> **SUPPLIED DATA**:
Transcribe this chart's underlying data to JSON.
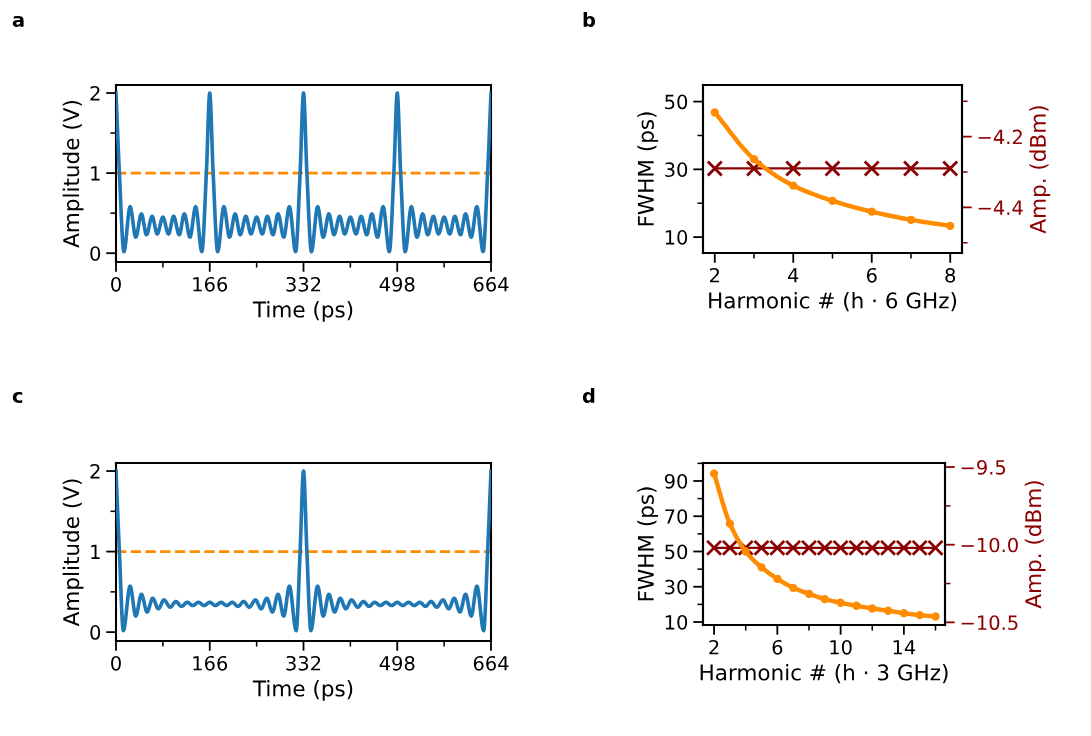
{
  "chart_data": [
    {
      "type": "line",
      "title": "a",
      "xlabel": "Time (ps)",
      "ylabel": "Amplitude (V)",
      "xlim": [
        0,
        664
      ],
      "ylim": [
        -0.11,
        2.1
      ],
      "xticks": [
        0,
        {
          "value": 83,
          "label": null
        },
        166,
        {
          "value": 249,
          "label": null
        },
        332,
        {
          "value": 415,
          "label": null
        },
        498,
        {
          "value": 581,
          "label": null
        },
        664
      ],
      "yticks": [
        0,
        {
          "value": 0.5,
          "label": null
        },
        1,
        {
          "value": 1.5,
          "label": null
        },
        2
      ],
      "x": [
        0,
        6,
        14,
        25,
        35,
        45,
        54,
        64,
        73,
        83,
        93,
        102,
        112,
        121,
        131,
        141,
        152,
        160,
        166,
        172,
        180,
        191,
        201,
        211,
        220,
        230,
        239,
        249,
        259,
        268,
        278,
        287,
        297,
        307,
        318,
        326,
        332,
        338,
        346,
        357,
        367,
        377,
        386,
        396,
        405,
        415,
        425,
        434,
        444,
        453,
        463,
        473,
        484,
        492,
        498,
        504,
        512,
        523,
        533,
        543,
        552,
        562,
        571,
        581,
        591,
        600,
        610,
        619,
        629,
        639,
        650,
        658,
        664
      ],
      "series": [
        {
          "color": "#1f77b4",
          "values": [
            2,
            1,
            0.02,
            0.58,
            0.2,
            0.49,
            0.23,
            0.46,
            0.24,
            0.45,
            0.24,
            0.46,
            0.23,
            0.49,
            0.2,
            0.58,
            0.02,
            1,
            2,
            1,
            0.02,
            0.58,
            0.2,
            0.49,
            0.23,
            0.46,
            0.24,
            0.45,
            0.24,
            0.46,
            0.23,
            0.49,
            0.2,
            0.58,
            0.02,
            1,
            2,
            1,
            0.02,
            0.58,
            0.2,
            0.49,
            0.23,
            0.46,
            0.24,
            0.45,
            0.24,
            0.46,
            0.23,
            0.49,
            0.2,
            0.58,
            0.02,
            1,
            2,
            1,
            0.02,
            0.58,
            0.2,
            0.49,
            0.23,
            0.46,
            0.24,
            0.45,
            0.24,
            0.46,
            0.23,
            0.49,
            0.2,
            0.58,
            0.02,
            1,
            2
          ]
        }
      ],
      "ref_lines": [
        {
          "axis": "y",
          "value": 1,
          "color": "#ff8c00",
          "line_style": "dashed"
        }
      ]
    },
    {
      "type": "line",
      "title": "b",
      "xlabel": "Harmonic # (h · 6 GHz)",
      "ylabel": "FWHM (ps)",
      "y2label": "Amp. (dBm)",
      "xlim": [
        1.7,
        8.3
      ],
      "ylim": [
        5.3,
        54.9
      ],
      "y2lim": [
        -4.529,
        -4.054
      ],
      "xticks": [
        2,
        {
          "value": 3,
          "label": null
        },
        4,
        {
          "value": 5,
          "label": null
        },
        6,
        {
          "value": 7,
          "label": null
        },
        8
      ],
      "yticks": [
        10,
        {
          "value": 20,
          "label": null
        },
        30,
        {
          "value": 40,
          "label": null
        },
        50
      ],
      "y2ticks": [
        {
          "value": -4.1,
          "label": null
        },
        {
          "value": -4.2,
          "label": "−4.2"
        },
        {
          "value": -4.3,
          "label": null
        },
        {
          "value": -4.4,
          "label": "−4.4"
        },
        {
          "value": -4.5,
          "label": null
        }
      ],
      "x": [
        2,
        3,
        4,
        5,
        6,
        7,
        8
      ],
      "series": [
        {
          "color": "#ff8c00",
          "marker": "circle",
          "values": [
            46.8,
            33,
            25.2,
            20.7,
            17.5,
            15.1,
            13.3
          ]
        },
        {
          "color": "#8b0000",
          "marker": "cross",
          "axis": "y2",
          "values": [
            -4.29,
            -4.29,
            -4.29,
            -4.29,
            -4.29,
            -4.29,
            -4.29
          ]
        }
      ]
    },
    {
      "type": "line",
      "title": "c",
      "xlabel": "Time (ps)",
      "ylabel": "Amplitude (V)",
      "xlim": [
        0,
        664
      ],
      "ylim": [
        -0.11,
        2.1
      ],
      "xticks": [
        0,
        {
          "value": 83,
          "label": null
        },
        166,
        {
          "value": 249,
          "label": null
        },
        332,
        {
          "value": 415,
          "label": null
        },
        498,
        {
          "value": 581,
          "label": null
        },
        664
      ],
      "yticks": [
        0,
        {
          "value": 0.5,
          "label": null
        },
        1,
        {
          "value": 1.5,
          "label": null
        },
        2
      ],
      "x": [
        0,
        6,
        13,
        25,
        35,
        45,
        55,
        65,
        75,
        85,
        96,
        106,
        116,
        126,
        136,
        146,
        156,
        166,
        176,
        186,
        196,
        206,
        216,
        226,
        236,
        247,
        257,
        267,
        277,
        287,
        297,
        307,
        319,
        326,
        332,
        338,
        345,
        357,
        367,
        377,
        387,
        397,
        407,
        417,
        428,
        438,
        448,
        458,
        468,
        478,
        488,
        498,
        508,
        518,
        528,
        538,
        548,
        558,
        568,
        579,
        589,
        599,
        609,
        619,
        629,
        639,
        651,
        658,
        664
      ],
      "series": [
        {
          "color": "#1f77b4",
          "values": [
            2,
            1,
            0.02,
            0.57,
            0.2,
            0.47,
            0.25,
            0.42,
            0.29,
            0.4,
            0.31,
            0.38,
            0.32,
            0.37,
            0.33,
            0.37,
            0.33,
            0.37,
            0.33,
            0.37,
            0.33,
            0.37,
            0.32,
            0.38,
            0.31,
            0.4,
            0.29,
            0.42,
            0.25,
            0.47,
            0.2,
            0.57,
            0.02,
            1,
            2,
            1,
            0.02,
            0.57,
            0.2,
            0.47,
            0.25,
            0.42,
            0.29,
            0.4,
            0.31,
            0.38,
            0.32,
            0.37,
            0.33,
            0.37,
            0.33,
            0.37,
            0.33,
            0.37,
            0.33,
            0.37,
            0.32,
            0.38,
            0.31,
            0.4,
            0.29,
            0.42,
            0.25,
            0.47,
            0.2,
            0.57,
            0.02,
            1,
            2
          ]
        }
      ],
      "ref_lines": [
        {
          "axis": "y",
          "value": 1,
          "color": "#ff8c00",
          "line_style": "dashed"
        }
      ]
    },
    {
      "type": "line",
      "title": "d",
      "xlabel": "Harmonic # (h · 3 GHz)",
      "ylabel": "FWHM (ps)",
      "y2label": "Amp. (dBm)",
      "xlim": [
        1.3,
        16.6
      ],
      "ylim": [
        8.3,
        100.2
      ],
      "y2lim": [
        -10.517,
        -9.474
      ],
      "xticks": [
        2,
        {
          "value": 4,
          "label": null
        },
        6,
        {
          "value": 8,
          "label": null
        },
        10,
        {
          "value": 12,
          "label": null
        },
        14,
        {
          "value": 16,
          "label": null
        }
      ],
      "yticks": [
        10,
        {
          "value": 20,
          "label": null
        },
        30,
        {
          "value": 40,
          "label": null
        },
        50,
        {
          "value": 60,
          "label": null
        },
        70,
        {
          "value": 80,
          "label": null
        },
        90,
        {
          "value": 100,
          "label": null
        }
      ],
      "y2ticks": [
        {
          "value": -9.5,
          "label": "−9.5"
        },
        {
          "value": -9.75,
          "label": null
        },
        {
          "value": -10.0,
          "label": "−10.0"
        },
        {
          "value": -10.25,
          "label": null
        },
        {
          "value": -10.5,
          "label": "−10.5"
        }
      ],
      "x": [
        2,
        3,
        4,
        5,
        6,
        7,
        8,
        9,
        10,
        11,
        12,
        13,
        14,
        15,
        16
      ],
      "series": [
        {
          "color": "#ff8c00",
          "marker": "circle",
          "values": [
            94.2,
            65.8,
            50,
            41,
            34.5,
            29.4,
            26,
            23,
            20.9,
            19.2,
            17.7,
            16.4,
            15,
            13.9,
            13.1
          ]
        },
        {
          "color": "#8b0000",
          "marker": "cross",
          "axis": "y2",
          "values": [
            -10.02,
            -10.02,
            -10.02,
            -10.02,
            -10.02,
            -10.02,
            -10.02,
            -10.02,
            -10.02,
            -10.02,
            -10.02,
            -10.02,
            -10.02,
            -10.02,
            -10.02
          ]
        }
      ]
    }
  ]
}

> **REQUEST**:
Check the records above line by line and tally those holding the string "Harmonic". Answer with the number only.

> **THE SOLUTION**:
2